§ **Document segment**
--------------------

III.       DISCUSSION RE MOTION TO STRIKE

 

            Defendant seeks an order to strike punitive damages allegations from the Fifth Cause of Action based on two grounds: (1) Plaintiff does not state a CLRA claim, and (2) Plaintiff did not sufficiently plead malice, oppression, or fraud to support a punitive damages award.[2]  The court agrees punitive damages should be stricken, but on different grounds.

 

“In an action for the breach of an obligation not arising from contract, where it is proven by clear and convincing evidence that the defendant has been guilty of oppression, fraud, or malice, the plaintiff, in addition to the actual damages, may recover damages for the sake of example and by way of punishing the defendant.”¿ (Civ. Code, § 3294, subd. (a).)¿ When the defendant is a corporation, an award of punitive damages against it must be based on the malice of its employees; however, the law does not impute every employee’s malice to the corporation.  Instead the oppression or malice must be perpetrated, authorized, or knowingly ratified by an officer, director, or managing agent of the corporation.”¿ (Civ. Code, § 3294, subd. (b); Tilkey v. Allstate Ins. Co. (2020) 56 Cal.App.5th 521, 554 (corporation ratifies managing agent’s decision when it knows about and accepts that decision); see also Wilson v. Southern California Edison Co. (2015) 234 Cal.App.4th 123, 164-165 (assuming employees were managing agents, conduct they ratified “was far from despicable”).)

 

Here, Defendant is a corporation.  However, the FAC does not allege that the oppression, fraud, or malice was “perpetrated, authorized, or knowingly ratified by an officer, director, or managing agent of the corporation.”¿  (Wilson, supra, 234 Cal.App.4th at p. 164, citing Civ. Code, § 3294, subd. (b).)¿¿¿ 

 

Accordingly, the motion to strike punitive damages is GRANTED.  Leave to amend is DENIED without prejudice.

--------------------

§ **Material supplied**
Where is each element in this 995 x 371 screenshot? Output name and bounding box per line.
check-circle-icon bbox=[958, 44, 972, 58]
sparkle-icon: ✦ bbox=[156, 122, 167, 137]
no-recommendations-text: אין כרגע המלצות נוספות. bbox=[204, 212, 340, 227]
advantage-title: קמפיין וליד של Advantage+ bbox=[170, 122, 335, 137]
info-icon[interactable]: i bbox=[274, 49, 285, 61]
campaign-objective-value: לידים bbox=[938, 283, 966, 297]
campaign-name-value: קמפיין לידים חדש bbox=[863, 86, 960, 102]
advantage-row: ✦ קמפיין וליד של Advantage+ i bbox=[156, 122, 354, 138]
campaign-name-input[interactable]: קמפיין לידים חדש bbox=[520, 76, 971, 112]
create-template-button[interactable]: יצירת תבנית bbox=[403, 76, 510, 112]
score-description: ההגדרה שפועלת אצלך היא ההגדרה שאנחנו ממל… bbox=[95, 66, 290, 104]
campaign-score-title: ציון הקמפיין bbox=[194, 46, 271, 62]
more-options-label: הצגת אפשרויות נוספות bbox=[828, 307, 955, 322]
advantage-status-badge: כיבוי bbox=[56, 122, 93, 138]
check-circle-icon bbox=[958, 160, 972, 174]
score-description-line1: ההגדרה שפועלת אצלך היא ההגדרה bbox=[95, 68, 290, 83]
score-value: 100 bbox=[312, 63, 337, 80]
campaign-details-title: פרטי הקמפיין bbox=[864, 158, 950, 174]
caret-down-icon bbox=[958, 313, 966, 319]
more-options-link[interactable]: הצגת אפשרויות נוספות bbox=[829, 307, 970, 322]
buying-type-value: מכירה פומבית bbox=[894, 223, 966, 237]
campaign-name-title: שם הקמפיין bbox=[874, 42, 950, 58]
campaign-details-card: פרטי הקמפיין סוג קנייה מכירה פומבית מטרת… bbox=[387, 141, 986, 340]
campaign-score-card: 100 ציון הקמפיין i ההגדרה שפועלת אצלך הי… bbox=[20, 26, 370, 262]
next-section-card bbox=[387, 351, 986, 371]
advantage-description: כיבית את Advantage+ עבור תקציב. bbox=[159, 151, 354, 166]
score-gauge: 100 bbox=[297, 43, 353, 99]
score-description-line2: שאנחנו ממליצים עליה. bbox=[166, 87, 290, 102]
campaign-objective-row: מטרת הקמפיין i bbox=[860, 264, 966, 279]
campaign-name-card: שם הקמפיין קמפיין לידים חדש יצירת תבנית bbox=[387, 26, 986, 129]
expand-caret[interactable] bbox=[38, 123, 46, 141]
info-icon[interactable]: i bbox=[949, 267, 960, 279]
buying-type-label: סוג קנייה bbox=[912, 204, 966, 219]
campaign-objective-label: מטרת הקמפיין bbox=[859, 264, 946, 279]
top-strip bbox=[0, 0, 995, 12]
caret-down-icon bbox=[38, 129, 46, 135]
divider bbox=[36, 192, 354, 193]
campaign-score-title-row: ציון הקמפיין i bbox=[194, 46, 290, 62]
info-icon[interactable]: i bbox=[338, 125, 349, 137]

--------------------

Continue the court's ruling on the motion to strike punitive damages, starting after its final sentence.

§ **Task output**
 

IV.        CONCLUSION

           

The Demurrer to the FAC is Overruled.

 

The Motion to Strike is Granted.  Leave to amend is Denied without prejudice.  Plaintiff may seek leave to amend if she uncovers additional facts during discovery which support a claim for punitive damages.

 

Defendant is ordered to file and serve its Answer to the FAC within 10 days of this order.

 

Plaintiff to give notice. 

 

 

Dated:   February 5, 2025                                        

 

   

 

  Kerry Bensinger  

  Judge of the Superior Court 

 

           



[1] Defendant also argues that the CLRA claim is barred by the economic loss rule.  However, Defendant did not identify the economic loss rule as a basis for demurrer in its notice of demurrer.  “A demurrer shall distinctly specify the grounds upon which any of the objections to the complaint, cross-complaint, or answer are taken. Unless it does so, it may be disregarded.”  (Code Civ. Proc., § 430.60.)  The court exercises its discretion to disregard this argument.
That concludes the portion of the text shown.